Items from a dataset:
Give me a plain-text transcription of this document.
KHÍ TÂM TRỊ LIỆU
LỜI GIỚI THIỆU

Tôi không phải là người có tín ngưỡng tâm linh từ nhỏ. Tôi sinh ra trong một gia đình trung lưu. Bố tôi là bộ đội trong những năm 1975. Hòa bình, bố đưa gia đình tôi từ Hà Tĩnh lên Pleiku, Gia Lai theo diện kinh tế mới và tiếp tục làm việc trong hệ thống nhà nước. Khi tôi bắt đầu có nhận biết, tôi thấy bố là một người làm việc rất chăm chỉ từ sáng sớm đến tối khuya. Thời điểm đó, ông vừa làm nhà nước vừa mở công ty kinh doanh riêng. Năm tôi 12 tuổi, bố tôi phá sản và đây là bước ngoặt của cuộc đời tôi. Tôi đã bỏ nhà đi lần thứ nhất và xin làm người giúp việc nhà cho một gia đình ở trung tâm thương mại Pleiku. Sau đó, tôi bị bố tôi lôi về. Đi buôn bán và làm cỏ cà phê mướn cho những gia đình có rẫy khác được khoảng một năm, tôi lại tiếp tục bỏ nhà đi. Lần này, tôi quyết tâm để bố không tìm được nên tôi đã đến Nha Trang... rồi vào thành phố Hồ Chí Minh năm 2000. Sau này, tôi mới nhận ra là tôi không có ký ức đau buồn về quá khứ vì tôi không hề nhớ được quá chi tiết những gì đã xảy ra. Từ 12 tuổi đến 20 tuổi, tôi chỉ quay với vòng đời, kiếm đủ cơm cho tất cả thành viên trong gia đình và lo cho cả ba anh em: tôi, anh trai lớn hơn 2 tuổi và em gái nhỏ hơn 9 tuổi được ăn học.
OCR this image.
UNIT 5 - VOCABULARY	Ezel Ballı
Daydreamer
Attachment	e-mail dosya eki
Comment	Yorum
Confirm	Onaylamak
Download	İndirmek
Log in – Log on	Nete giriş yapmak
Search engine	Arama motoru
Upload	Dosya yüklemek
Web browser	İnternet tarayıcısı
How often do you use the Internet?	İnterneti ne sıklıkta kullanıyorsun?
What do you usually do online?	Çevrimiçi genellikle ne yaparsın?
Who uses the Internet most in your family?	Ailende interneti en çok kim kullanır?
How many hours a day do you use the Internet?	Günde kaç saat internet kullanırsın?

[REQUIRED TASK] From the listing above, pick out each line where the word "Internet" appears.

[RESULT]
How often do you use the Internet?	İnterneti ne sıklıkta kullanıyorsun?
Who uses the Internet most in your family?	Ailende interneti en çok kim kullanır?
How many hours a day do you use the Internet?	Günde kaç saat internet kullanırsın?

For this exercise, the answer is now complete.